== Stated exercise ==
Extract every line of the material that holds the string "Chrome".
===== Material for this task
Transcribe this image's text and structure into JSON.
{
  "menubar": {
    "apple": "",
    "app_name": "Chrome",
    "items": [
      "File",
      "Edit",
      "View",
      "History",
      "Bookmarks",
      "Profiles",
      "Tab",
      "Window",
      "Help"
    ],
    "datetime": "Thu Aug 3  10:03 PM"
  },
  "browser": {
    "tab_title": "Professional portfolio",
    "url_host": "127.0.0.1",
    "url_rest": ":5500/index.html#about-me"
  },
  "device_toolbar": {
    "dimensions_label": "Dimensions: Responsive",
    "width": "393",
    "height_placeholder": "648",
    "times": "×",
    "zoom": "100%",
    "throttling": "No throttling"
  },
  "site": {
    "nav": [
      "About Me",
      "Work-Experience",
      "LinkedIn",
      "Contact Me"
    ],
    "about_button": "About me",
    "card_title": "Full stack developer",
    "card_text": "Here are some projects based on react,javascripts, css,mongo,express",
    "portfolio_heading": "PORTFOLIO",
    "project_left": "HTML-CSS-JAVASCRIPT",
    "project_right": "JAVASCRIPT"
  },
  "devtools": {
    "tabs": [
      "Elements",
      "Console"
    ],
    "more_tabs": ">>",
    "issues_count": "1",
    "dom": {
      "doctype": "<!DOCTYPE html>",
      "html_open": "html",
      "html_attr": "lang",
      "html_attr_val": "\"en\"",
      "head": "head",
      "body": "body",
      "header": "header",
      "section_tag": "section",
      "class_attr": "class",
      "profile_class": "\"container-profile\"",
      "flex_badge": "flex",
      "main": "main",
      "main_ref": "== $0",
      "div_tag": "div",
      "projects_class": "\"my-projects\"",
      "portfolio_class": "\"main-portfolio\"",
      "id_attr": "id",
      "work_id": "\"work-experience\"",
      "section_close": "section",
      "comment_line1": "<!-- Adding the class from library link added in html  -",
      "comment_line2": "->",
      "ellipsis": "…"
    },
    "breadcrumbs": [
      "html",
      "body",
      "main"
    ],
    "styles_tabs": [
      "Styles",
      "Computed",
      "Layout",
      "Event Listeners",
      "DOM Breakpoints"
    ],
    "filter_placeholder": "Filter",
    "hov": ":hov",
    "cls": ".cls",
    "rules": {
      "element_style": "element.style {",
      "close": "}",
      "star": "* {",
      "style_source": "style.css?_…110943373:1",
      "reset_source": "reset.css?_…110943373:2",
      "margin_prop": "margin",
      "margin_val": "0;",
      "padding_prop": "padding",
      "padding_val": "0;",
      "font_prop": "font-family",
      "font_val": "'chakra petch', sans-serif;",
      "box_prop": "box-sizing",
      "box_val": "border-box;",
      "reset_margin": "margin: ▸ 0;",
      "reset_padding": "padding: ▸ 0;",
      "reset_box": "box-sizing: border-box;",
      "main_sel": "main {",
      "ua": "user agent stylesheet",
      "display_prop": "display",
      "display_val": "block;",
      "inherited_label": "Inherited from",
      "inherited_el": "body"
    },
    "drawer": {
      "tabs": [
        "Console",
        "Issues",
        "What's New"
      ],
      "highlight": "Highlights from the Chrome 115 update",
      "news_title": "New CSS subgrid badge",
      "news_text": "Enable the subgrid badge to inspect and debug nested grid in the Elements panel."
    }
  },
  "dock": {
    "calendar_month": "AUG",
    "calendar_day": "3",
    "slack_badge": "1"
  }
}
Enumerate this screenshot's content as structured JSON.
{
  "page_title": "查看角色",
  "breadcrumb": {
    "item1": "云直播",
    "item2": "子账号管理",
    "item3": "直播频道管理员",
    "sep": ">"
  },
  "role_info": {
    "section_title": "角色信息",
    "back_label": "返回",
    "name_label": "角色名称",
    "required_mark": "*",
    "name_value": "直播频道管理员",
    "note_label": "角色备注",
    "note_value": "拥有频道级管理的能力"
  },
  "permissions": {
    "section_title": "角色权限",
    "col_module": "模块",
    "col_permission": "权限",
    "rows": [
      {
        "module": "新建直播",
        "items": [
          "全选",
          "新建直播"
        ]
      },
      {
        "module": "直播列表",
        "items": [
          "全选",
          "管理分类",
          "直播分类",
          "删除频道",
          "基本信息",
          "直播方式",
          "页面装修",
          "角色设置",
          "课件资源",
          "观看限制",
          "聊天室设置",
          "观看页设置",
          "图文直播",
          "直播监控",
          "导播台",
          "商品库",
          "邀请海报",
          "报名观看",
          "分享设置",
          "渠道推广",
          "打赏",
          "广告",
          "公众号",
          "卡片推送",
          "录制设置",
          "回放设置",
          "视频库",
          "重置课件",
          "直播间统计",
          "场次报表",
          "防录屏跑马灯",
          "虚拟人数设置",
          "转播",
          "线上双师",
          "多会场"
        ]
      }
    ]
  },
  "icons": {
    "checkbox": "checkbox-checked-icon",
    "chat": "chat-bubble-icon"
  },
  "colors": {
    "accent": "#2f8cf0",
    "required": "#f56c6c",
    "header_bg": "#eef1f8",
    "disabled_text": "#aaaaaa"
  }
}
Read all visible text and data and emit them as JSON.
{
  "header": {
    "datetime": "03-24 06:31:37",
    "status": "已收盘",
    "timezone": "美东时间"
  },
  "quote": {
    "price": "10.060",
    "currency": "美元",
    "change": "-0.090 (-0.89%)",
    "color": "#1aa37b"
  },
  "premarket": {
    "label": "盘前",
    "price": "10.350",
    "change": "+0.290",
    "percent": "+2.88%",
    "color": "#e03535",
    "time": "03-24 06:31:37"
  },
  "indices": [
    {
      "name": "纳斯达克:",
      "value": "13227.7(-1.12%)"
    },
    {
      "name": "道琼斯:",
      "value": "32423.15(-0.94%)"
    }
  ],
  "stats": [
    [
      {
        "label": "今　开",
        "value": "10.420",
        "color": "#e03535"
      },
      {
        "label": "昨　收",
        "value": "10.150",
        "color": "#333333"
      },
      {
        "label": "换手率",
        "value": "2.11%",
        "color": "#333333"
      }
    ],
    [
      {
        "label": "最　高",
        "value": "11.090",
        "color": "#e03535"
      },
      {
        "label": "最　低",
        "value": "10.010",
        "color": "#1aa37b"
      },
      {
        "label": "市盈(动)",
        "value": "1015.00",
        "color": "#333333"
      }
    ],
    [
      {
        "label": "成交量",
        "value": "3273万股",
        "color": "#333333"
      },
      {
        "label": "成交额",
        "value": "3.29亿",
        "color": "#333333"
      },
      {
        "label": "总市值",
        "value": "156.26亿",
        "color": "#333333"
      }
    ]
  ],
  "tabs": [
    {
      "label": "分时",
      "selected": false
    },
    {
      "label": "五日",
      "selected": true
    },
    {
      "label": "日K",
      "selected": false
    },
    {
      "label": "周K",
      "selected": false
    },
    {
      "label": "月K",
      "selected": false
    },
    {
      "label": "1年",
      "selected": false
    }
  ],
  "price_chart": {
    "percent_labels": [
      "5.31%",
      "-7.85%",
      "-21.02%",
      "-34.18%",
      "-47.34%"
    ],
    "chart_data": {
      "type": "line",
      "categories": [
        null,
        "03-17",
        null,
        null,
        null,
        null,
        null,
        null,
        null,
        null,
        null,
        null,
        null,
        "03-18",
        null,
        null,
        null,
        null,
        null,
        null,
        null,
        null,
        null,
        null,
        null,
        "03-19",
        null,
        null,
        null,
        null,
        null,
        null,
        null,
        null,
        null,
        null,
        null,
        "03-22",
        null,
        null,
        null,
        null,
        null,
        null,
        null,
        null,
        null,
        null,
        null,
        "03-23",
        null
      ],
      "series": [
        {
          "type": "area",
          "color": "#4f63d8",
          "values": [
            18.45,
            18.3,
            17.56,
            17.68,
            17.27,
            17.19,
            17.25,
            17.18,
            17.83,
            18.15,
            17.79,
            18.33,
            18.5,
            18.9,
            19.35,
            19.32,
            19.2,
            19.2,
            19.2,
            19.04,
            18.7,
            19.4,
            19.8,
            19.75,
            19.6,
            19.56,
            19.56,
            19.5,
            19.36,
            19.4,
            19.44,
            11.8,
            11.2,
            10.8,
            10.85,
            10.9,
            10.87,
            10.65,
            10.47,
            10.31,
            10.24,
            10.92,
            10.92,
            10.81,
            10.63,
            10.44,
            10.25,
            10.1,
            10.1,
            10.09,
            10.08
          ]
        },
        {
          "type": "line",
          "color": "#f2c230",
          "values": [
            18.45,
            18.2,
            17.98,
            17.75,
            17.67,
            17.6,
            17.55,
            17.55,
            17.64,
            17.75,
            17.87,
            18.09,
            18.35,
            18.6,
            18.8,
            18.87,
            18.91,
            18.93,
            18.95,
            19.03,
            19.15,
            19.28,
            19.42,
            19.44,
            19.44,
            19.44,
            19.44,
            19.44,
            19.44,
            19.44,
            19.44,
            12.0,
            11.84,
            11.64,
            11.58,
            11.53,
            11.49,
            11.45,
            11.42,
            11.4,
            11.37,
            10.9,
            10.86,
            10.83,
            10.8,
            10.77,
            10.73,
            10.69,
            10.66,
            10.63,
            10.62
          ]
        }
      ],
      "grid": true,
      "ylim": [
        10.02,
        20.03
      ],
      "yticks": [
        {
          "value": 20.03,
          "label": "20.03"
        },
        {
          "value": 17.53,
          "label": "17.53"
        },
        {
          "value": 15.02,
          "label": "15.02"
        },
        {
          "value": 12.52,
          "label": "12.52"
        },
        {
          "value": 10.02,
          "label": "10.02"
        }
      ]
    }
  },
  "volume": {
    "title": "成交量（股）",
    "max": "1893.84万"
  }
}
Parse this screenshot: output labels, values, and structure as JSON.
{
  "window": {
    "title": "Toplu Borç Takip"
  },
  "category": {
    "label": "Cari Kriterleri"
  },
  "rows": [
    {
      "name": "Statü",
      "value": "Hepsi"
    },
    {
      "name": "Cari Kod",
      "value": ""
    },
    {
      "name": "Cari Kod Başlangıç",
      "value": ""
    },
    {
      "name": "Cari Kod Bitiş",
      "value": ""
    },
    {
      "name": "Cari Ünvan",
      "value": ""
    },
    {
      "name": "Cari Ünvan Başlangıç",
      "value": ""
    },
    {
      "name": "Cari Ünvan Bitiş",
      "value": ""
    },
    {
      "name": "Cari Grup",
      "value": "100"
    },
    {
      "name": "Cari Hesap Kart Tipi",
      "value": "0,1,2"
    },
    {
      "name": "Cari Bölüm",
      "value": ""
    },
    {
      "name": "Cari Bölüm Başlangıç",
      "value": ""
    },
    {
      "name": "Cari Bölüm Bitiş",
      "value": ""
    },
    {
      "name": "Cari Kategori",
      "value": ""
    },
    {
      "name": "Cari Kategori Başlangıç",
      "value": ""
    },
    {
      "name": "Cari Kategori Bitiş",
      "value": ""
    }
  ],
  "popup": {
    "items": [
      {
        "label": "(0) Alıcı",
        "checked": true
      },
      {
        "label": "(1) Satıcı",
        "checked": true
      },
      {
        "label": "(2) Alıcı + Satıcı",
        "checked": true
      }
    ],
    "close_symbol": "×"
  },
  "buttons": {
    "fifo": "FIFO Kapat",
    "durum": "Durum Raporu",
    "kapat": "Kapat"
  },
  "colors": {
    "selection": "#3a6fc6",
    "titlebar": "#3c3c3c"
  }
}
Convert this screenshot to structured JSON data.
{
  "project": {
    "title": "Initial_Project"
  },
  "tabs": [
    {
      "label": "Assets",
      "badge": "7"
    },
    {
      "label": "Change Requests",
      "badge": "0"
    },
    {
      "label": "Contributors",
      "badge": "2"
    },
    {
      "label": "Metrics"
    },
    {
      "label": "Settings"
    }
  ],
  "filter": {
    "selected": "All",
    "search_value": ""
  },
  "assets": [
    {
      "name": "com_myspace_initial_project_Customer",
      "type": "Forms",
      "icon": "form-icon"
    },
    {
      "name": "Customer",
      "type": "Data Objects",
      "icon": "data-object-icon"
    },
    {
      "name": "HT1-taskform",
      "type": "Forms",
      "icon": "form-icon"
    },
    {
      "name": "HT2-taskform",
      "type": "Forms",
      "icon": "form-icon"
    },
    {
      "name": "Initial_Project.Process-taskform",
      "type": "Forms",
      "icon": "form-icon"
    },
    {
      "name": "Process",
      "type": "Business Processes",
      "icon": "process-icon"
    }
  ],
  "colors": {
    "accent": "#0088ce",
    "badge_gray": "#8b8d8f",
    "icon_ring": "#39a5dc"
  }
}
==========
== Reply ==
    "app_name": "Chrome",
      "highlight": "Highlights from the Chrome 115 update",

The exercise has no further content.